'''

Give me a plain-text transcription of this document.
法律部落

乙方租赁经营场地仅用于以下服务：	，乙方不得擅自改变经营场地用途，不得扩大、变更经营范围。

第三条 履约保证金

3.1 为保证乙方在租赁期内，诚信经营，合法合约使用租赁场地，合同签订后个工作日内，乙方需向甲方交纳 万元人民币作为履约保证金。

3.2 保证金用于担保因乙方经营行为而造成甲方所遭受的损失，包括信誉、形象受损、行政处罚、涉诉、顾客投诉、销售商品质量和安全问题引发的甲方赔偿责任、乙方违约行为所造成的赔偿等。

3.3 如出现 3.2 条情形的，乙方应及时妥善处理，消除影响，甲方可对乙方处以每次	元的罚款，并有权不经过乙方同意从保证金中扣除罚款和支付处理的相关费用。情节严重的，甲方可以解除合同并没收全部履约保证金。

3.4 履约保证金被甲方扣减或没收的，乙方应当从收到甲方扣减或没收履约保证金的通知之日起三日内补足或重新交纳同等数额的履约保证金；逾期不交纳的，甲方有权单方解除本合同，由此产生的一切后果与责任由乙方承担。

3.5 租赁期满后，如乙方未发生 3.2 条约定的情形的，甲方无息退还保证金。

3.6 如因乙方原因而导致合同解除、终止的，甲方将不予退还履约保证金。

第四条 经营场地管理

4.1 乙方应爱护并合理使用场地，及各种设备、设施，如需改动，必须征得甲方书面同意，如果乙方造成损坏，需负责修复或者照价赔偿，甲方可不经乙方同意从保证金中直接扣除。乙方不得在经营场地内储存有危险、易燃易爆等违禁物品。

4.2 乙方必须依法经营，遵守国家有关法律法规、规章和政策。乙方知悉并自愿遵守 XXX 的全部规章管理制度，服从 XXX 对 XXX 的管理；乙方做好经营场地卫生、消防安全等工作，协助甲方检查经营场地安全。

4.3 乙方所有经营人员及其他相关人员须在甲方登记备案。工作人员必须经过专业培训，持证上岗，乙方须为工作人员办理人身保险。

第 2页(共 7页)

'''

• [Prompt]
Reproduce the entries above in full by retyping them exactly.

• [The response]
Give me a plain-text transcription of this document.
法律部落

乙方租赁经营场地仅用于以下服务：	，乙方不得擅自改变经营场地用途，不得扩大、变更经营范围。

第三条 履约保证金

3.1 为保证乙方在租赁期内，诚信经营，合法合约使用租赁场地，合同签订后个工作日内，乙方需向甲方交纳 万元人民币作为履约保证金。

3.2 保证金用于担保因乙方经营行为而造成甲方所遭受的损失，包括信誉、形象受损、行政处罚、涉诉、顾客投诉、销售商品质量和安全问题引发的甲方赔偿责任、乙方违约行为所造成的赔偿等。

3.3 如出现 3.2 条情形的，乙方应及时妥善处理，消除影响，甲方可对乙方处以每次	元的罚款，并有权不经过乙方同意从保证金中扣除罚款和支付处理的相关费用。情节严重的，甲方可以解除合同并没收全部履约保证金。

3.4 履约保证金被甲方扣减或没收的，乙方应当从收到甲方扣减或没收履约保证金的通知之日起三日内补足或重新交纳同等数额的履约保证金；逾期不交纳的，甲方有权单方解除本合同，由此产生的一切后果与责任由乙方承担。

3.5 租赁期满后，如乙方未发生 3.2 条约定的情形的，甲方无息退还保证金。

3.6 如因乙方原因而导致合同解除、终止的，甲方将不予退还履约保证金。

第四条 经营场地管理

4.1 乙方应爱护并合理使用场地，及各种设备、设施，如需改动，必须征得甲方书面同意，如果乙方造成损坏，需负责修复或者照价赔偿，甲方可不经乙方同意从保证金中直接扣除。乙方不得在经营场地内储存有危险、易燃易爆等违禁物品。

4.2 乙方必须依法经营，遵守国家有关法律法规、规章和政策。乙方知悉并自愿遵守 XXX 的全部规章管理制度，服从 XXX 对 XXX 的管理；乙方做好经营场地卫生、消防安全等工作，协助甲方检查经营场地安全。

4.3 乙方所有经营人员及其他相关人员须在甲方登记备案。工作人员必须经过专业培训，持证上岗，乙方须为工作人员办理人身保险。

第 2页(共 7页)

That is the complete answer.